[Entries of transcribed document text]
BEGIN

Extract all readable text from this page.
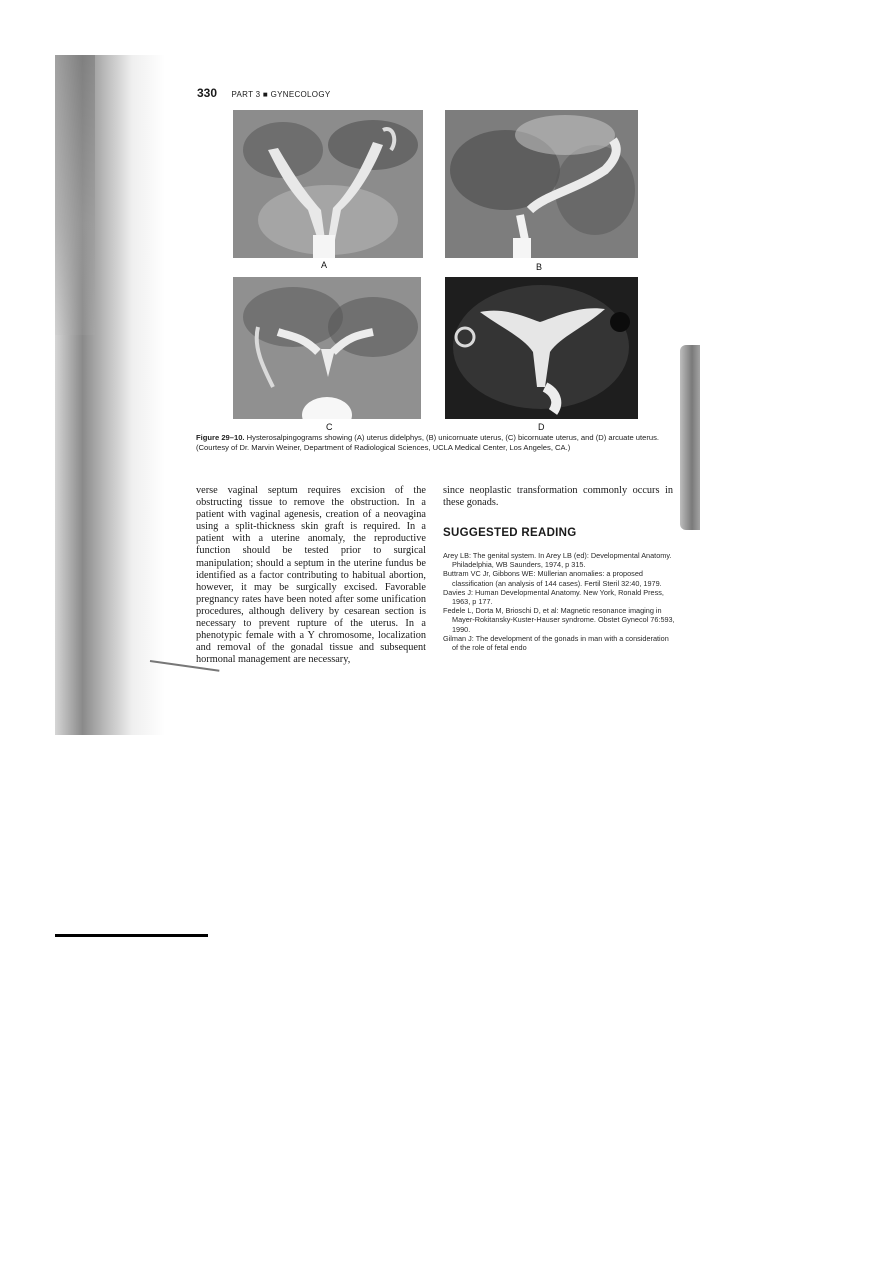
330 PART 3 ■ GYNECOLOGY
A	B
C	D
Figure 29–10. Hysterosalpingograms showing (A) uterus didelphys, (B) unicornuate uterus, (C) bicornuate uterus, and (D) arcuate uterus. (Courtesy of Dr. Marvin Weiner, Department of Radiological Sciences, UCLA Medical Center, Los Angeles, CA.)

verse vaginal septum requires excision of the obstructing tissue to remove the obstruction. In a patient with vaginal agenesis, creation of a neovagina using a split-thickness skin graft is required. In a patient with a uterine anomaly, the reproductive function should be tested prior to surgical manipulation; should a septum in the uterine fundus be identified as a factor contributing to habitual abortion, however, it may be surgically excised. Favorable pregnancy rates have been noted after some unification procedures, although delivery by cesarean section is necessary to prevent rupture of the uterus. In a phenotypic female with a Y chromosome, localization and removal of the gonadal tissue and subsequent hormonal management are necessary,

since neoplastic transformation commonly occurs in these gonads.

SUGGESTED READING

Arey LB: The genital system. In Arey LB (ed): Developmental Anatomy. Philadelphia, WB Saunders, 1974, p 315.

Buttram VC Jr, Gibbons WE: Müllerian anomalies: a proposed classification (an analysis of 144 cases). Fertil Steril 32:40, 1979.

Davies J: Human Developmental Anatomy. New York, Ronald Press, 1963, p 177.

Fedele L, Dorta M, Brioschi D, et al: Magnetic resonance imaging in Mayer-Rokitansky-Kuster-Hauser syndrome. Obstet Gynecol 76:593, 1990.

Gilman J: The development of the gonads in man with a consideration of the role of fetal endo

END

- **TASK DESCRIPTION**
Across the records above, show each line containing the word "uterus".

- **YOUR SOLUTION**
Figure 29–10. Hysterosalpingograms showing (A) uterus didelphys, (B) unicornuate uterus, (C) bicornuate uterus, and (D) arcuate uterus. (Courtesy of Dr. Marvin Weiner, Department of Radiological Sciences, UCLA Medical Center, Los Angeles, CA.)
verse vaginal septum requires excision of the obstructing tissue to remove the obstruction. In a patient with vaginal agenesis, creation of a neovagina using a split-thickness skin graft is required. In a patient with a uterine anomaly, the reproductive function should be tested prior to surgical manipulation; should a septum in the uterine fundus be identified as a factor contributing to habitual abortion, however, it may be surgically excised. Favorable pregnancy rates have been noted after some unification procedures, although delivery by cesarean section is necessary to prevent rupture of the uterus. In a phenotypic female with a Y chromosome, localization and removal of the gonadal tissue and subsequent hormonal management are necessary,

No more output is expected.